Por MONICA HRUBY — Presidente da Associação dos Tradutores Juramentados do Rio de Janeiro e representante do Grupo Juramentados Unidos
Dois episódios recentes no Brasil lançam alerta sobre o perigo de traduções malfeitas em documentos ou textos em geral. Na CPI da Pandemia, a senadora Simone Tebet (MDB-MS), apontou diversas irregularidades, que incluem erros de português e inglês e mistura dos dois idiomas na mesma página, nas negociações para a compra da vacina Covaxin. Antes disso, no mês passado, foi a vez de uma tradução equivocada de uma matéria da revista inglesa The Economist. A publicação destacou o colapso do Brasil no enfrentamento à covid-19 com o título: “É hora de ir embora”. A Secretaria de Comunicação da Presidência da República (SECOM) publicou no Twitter inúmeras críticas à reportagem a partir de uma tradução literal de um trecho, afirmando que “...a prioridade mais urgente é eliminá-lo” (referindo-se ao presidente Bolsonaro), quando a publicação original dizia que era preciso retirá-lo do poder por meio de voto.
Falhas de traduções e interpretações podem se tornar ainda mais comuns e representar risco às negociações internacionais, se for aprovada a Medida Provisória 1.040 de 2021, de autoria do deputado Marco Bertaiolli (PSD-SP). A MP acaba com o concurso público para tradutores juramentados e libera para a função qualquer pessoa, inclusive estrangeiros, sem concurso por meio de um simples certificado de proficiência. Ocorre que a atividade de tradução juramentada demanda uma responsabilidade civil e penal do profissional tradutor. Para exercer a função, o profissional precisa ser aprovado em concurso nas Juntas Comerciais do País e é responsável legal pela tradução e pela guarda dos documentos traduzidos. Com as mudanças, o Brasil perde a segurança jurídica que garante a qualidade e a validade das traduções registradas.

== Tarefa A ==
Liste todas as pessoas mencionadas pelo nome no texto sobre tradução juramentada.
== Tarefa B ==
Dê continuidade ao texto sobre a Medida Provisória 1.040 e a tradução juramentada, a partir da última frase.
As entradas abaixo vêm de outra fonte, sem relação com o trecho acima.

== Dados extraídos ==
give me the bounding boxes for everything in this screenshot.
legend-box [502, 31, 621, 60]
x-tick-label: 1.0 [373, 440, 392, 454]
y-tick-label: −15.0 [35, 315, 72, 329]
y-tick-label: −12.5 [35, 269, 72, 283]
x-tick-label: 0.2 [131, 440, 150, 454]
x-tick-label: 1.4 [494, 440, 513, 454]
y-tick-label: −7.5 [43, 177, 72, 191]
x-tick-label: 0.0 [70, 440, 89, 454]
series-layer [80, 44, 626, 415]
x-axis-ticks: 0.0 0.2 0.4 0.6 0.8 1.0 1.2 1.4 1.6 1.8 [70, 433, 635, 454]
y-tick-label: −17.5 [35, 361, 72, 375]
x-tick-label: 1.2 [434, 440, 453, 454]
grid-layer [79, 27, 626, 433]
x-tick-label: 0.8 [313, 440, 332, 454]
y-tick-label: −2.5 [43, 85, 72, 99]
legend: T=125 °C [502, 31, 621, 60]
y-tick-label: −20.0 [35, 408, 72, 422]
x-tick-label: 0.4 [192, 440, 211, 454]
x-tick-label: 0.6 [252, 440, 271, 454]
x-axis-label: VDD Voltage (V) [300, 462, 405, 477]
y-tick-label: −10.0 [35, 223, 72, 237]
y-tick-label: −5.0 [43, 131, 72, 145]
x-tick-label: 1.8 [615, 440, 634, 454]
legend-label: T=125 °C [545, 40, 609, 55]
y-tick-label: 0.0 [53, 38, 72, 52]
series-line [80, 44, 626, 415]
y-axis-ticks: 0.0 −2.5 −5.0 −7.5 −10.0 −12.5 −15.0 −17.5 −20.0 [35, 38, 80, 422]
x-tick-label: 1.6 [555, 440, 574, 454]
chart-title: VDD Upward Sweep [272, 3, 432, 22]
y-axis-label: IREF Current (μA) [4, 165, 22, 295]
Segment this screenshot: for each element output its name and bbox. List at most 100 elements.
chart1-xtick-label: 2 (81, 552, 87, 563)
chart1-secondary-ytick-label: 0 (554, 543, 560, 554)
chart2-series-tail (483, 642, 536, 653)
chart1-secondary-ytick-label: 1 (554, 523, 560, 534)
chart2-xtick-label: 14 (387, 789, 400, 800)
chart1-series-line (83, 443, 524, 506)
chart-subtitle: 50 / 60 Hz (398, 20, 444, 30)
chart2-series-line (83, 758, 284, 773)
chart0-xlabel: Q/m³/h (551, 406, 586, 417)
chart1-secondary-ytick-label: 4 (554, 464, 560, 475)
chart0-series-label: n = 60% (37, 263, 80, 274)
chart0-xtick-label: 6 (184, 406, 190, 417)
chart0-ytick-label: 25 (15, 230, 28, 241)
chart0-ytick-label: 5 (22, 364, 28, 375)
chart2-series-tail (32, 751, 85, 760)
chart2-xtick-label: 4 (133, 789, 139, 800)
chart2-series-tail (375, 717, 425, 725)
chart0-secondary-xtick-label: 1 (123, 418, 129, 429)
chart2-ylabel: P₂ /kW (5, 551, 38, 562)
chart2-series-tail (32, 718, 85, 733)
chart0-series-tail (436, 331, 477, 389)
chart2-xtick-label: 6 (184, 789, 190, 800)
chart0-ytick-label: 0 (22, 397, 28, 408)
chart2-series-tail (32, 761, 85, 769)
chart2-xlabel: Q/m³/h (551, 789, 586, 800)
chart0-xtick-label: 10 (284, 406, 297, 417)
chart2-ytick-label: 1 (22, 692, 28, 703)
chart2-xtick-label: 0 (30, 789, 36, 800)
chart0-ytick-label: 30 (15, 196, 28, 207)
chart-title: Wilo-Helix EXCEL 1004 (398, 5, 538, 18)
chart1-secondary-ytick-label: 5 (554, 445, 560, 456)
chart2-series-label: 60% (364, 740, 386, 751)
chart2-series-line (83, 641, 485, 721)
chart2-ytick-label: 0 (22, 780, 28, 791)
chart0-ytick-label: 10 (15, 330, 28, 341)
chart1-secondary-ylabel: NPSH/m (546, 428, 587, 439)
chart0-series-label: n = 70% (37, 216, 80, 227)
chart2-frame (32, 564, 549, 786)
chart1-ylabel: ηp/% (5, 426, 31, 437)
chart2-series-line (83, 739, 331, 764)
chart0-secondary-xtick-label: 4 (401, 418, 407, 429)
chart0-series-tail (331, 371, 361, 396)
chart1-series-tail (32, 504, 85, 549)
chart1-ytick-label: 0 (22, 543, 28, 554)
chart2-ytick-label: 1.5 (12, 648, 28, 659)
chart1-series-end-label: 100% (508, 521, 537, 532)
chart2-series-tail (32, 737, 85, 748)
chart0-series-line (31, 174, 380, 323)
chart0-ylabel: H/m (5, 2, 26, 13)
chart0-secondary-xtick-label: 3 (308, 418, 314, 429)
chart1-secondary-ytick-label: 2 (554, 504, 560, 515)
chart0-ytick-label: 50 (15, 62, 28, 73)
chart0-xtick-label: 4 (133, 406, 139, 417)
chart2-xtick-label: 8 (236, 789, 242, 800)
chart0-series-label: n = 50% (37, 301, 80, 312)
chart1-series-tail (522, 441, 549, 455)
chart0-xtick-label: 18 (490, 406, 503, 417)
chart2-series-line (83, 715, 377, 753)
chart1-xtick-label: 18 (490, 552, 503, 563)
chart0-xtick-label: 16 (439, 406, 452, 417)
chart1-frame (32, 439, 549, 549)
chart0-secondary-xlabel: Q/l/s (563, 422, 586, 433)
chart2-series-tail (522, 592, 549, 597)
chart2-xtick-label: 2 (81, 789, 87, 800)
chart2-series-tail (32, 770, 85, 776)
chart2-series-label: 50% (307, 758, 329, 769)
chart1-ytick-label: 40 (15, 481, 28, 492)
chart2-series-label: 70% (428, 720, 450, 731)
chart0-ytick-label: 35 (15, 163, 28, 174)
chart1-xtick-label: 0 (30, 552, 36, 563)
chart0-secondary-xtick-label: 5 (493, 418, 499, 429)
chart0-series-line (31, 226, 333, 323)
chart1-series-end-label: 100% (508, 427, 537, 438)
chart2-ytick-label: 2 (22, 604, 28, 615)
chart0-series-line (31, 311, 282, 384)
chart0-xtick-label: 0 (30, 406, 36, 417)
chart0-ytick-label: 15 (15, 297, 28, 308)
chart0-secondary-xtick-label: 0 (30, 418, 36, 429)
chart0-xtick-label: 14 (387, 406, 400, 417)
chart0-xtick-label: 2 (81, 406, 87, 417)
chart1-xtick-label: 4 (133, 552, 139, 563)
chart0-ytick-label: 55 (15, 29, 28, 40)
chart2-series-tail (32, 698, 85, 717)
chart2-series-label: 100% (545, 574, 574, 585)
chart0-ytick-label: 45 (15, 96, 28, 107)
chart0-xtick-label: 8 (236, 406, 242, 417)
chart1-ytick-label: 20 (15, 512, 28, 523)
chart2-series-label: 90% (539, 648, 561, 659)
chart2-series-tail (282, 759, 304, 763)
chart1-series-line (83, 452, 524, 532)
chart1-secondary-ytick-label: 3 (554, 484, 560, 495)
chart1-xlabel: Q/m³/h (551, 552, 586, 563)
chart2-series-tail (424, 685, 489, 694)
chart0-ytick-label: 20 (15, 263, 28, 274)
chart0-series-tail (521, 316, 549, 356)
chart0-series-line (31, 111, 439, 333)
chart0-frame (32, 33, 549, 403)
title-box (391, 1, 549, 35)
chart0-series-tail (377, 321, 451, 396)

== Resposta A ==
Monica Hruby
Simone Tebet
Bolsonaro
Marco Bertaiolli

== Resposta B ==
A MP do jeito que passou na Câmara e foi enviada ao Senado retira a natureza documental pública da tradução juramentada, esvaziando a chamada fé pública de segundo grau dos tradutores juramentados. Isso significa que, atualmente, o tradutor juramentado emite as traduções juramentadas sem necessitar de validação. Pela estrutura da MP, as pessoas não concursadas poderão atuar como tradutores juramentados por simples certificado de proficiência. Ao traduzirem documentos — como contratos entre empresas, certidões, testamentos, diplomas, processos de cidadania estrangeira, entre outros –, precisarão de um controle de validação de seus trabalhos, isso sem mencionar a exatidão da própria tradução.
Na prática, teremos muito mais burocracia para validar documentos, com a necessidade de autenticação posterior, e situações como a da Covaxin podem se repetir em outros contratos e negociações internacionais. Imagine a complicação e o prejuízo que isso pode gerar para um país que necessita de crescimento nas exportações.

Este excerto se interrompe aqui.